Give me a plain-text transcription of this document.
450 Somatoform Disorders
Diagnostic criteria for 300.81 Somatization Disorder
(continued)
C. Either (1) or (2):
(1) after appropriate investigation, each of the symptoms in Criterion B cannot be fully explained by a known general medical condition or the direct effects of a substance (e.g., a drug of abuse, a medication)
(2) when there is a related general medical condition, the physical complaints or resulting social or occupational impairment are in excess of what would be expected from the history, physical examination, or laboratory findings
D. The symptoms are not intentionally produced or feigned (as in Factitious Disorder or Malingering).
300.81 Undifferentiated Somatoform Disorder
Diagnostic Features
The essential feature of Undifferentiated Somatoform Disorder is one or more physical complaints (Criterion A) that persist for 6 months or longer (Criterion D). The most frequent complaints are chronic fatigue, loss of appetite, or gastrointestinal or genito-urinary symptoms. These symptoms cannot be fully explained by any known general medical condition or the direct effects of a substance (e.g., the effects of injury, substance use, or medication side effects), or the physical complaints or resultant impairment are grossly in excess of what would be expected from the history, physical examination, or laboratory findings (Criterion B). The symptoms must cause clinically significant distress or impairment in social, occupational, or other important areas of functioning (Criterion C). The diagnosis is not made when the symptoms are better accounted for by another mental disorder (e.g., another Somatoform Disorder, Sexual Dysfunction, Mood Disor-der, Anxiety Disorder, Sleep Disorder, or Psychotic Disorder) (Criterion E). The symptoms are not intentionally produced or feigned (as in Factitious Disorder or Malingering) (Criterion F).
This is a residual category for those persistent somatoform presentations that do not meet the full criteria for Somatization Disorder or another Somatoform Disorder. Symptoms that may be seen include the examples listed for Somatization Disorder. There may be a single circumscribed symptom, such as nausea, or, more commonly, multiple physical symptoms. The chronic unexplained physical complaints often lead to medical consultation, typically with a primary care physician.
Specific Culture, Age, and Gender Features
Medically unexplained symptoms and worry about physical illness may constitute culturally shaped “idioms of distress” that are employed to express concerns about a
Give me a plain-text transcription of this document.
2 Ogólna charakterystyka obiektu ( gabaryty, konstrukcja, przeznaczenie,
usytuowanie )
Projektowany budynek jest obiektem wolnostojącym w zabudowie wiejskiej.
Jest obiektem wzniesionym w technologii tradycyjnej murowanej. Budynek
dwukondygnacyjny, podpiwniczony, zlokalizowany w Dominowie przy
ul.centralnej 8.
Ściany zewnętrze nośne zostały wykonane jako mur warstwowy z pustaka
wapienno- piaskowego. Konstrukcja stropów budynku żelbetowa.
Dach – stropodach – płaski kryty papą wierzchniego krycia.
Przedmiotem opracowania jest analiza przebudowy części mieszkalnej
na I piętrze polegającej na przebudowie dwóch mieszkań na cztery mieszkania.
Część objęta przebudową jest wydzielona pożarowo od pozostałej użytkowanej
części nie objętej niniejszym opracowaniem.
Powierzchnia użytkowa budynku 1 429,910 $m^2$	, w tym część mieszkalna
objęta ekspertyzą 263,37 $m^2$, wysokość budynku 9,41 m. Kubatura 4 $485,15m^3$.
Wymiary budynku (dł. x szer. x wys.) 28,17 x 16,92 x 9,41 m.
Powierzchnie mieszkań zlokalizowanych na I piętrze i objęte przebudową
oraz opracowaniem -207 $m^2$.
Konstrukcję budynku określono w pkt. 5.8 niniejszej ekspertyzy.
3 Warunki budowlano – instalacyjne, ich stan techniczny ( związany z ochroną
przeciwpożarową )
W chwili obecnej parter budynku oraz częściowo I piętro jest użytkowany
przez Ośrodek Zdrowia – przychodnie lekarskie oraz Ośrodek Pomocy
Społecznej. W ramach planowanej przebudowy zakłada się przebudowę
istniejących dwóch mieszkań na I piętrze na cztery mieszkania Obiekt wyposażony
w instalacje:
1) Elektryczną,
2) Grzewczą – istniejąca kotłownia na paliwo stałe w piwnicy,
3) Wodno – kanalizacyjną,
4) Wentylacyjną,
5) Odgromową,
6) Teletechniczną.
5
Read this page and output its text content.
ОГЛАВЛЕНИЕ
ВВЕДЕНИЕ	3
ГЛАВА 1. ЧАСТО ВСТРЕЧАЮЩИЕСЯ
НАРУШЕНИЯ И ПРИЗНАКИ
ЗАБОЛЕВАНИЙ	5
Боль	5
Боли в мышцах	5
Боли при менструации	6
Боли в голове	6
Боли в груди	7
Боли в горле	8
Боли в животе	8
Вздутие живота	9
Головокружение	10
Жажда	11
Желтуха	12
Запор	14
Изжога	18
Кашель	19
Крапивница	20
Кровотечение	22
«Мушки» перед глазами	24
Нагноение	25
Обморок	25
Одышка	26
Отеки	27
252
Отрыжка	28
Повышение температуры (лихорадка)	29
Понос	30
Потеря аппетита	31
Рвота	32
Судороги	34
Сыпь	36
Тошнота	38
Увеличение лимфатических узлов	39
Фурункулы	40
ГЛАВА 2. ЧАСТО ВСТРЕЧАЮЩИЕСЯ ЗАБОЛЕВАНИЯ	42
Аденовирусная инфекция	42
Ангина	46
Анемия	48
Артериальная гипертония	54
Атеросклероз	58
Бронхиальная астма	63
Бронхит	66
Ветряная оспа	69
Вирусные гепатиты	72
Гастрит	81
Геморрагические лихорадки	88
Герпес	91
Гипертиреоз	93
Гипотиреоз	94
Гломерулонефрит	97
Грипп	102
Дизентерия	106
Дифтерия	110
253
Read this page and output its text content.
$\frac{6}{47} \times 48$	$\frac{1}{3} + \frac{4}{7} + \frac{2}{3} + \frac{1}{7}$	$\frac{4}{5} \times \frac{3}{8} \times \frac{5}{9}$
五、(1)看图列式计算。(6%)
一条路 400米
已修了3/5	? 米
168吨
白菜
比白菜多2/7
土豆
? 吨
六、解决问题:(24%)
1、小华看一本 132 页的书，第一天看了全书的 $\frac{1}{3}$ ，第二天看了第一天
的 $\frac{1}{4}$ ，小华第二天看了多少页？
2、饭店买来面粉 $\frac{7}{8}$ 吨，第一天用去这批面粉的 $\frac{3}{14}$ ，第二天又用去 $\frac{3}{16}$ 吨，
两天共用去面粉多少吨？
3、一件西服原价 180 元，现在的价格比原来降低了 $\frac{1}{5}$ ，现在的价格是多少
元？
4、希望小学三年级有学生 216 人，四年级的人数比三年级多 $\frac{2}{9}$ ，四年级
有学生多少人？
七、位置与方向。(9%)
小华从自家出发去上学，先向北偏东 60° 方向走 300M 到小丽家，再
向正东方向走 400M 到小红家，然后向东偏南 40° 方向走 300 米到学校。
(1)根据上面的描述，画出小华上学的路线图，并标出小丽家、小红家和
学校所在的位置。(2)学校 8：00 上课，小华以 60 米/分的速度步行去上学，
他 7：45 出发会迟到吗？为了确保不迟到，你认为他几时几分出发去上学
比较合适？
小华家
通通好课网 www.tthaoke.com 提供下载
════════
TASK DETAILS ::
Check each line of the entries for the string "opracowaniem". Copy the lines that have it.

COMPLETED EXERCISE ::
części nie objętej niniejszym opracowaniem.
oraz opracowaniem -207 $m^2$.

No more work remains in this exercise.